→ Task instructions
Go through each line of the records below and count those with the word "front"; give only the total.

════════════════════

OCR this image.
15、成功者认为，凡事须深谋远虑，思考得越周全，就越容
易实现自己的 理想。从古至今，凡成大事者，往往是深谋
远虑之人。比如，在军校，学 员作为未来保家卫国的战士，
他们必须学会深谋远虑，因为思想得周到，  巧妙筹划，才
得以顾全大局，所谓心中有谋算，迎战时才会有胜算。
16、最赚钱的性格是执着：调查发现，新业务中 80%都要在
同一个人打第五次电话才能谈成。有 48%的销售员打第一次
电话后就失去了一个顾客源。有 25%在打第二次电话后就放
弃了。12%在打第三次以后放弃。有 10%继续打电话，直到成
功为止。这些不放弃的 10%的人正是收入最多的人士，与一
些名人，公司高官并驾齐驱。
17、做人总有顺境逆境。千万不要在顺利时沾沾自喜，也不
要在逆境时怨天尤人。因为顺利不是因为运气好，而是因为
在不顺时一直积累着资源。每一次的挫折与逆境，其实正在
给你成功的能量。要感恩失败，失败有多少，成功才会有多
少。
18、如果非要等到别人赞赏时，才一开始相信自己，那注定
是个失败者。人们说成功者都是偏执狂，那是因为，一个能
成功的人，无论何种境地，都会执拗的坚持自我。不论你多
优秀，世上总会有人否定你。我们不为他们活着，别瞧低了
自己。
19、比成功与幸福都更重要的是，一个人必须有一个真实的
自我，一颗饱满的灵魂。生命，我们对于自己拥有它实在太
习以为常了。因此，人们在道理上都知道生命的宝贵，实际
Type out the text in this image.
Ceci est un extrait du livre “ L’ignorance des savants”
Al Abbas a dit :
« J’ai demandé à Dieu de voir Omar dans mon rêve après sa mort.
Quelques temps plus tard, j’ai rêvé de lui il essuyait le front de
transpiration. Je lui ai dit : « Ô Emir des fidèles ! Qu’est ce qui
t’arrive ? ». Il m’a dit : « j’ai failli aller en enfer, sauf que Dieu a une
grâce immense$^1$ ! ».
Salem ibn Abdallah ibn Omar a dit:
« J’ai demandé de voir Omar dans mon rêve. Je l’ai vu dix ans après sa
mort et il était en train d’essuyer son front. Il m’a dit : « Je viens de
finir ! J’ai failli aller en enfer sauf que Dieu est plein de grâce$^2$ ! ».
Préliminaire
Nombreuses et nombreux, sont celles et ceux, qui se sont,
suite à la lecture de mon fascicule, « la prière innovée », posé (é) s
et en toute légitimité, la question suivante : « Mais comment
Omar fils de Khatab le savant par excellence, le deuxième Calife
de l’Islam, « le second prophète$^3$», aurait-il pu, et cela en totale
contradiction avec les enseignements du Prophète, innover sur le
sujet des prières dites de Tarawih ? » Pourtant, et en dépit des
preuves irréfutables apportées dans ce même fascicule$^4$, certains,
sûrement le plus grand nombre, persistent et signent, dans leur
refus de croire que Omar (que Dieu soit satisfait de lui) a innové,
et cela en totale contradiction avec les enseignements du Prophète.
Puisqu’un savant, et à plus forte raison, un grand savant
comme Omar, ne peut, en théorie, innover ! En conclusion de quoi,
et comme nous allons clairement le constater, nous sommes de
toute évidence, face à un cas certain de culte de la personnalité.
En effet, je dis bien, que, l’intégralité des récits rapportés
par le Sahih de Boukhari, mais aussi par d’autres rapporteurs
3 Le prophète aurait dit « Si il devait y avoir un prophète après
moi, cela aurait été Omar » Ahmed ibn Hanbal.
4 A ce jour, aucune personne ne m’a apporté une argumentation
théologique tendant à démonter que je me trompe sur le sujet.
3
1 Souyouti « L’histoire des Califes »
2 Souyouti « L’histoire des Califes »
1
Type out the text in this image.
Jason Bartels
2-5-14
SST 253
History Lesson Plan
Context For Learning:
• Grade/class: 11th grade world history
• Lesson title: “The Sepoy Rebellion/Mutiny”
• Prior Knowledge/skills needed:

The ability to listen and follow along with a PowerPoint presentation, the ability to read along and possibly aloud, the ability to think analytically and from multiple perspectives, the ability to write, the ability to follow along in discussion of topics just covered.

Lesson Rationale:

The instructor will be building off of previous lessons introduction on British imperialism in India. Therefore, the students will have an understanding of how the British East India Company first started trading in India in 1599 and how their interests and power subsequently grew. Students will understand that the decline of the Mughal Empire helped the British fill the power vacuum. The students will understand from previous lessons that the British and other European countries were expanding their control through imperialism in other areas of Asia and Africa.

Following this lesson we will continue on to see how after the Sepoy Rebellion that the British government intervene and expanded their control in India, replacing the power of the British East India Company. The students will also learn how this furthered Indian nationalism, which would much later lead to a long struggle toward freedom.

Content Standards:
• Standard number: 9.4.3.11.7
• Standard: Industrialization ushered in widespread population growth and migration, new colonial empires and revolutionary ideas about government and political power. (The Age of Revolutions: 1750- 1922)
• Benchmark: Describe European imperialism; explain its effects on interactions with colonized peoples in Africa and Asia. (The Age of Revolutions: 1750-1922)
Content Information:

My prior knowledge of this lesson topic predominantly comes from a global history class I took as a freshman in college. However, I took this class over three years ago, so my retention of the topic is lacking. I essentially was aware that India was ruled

════════════════════

→ Answer to this exercise
2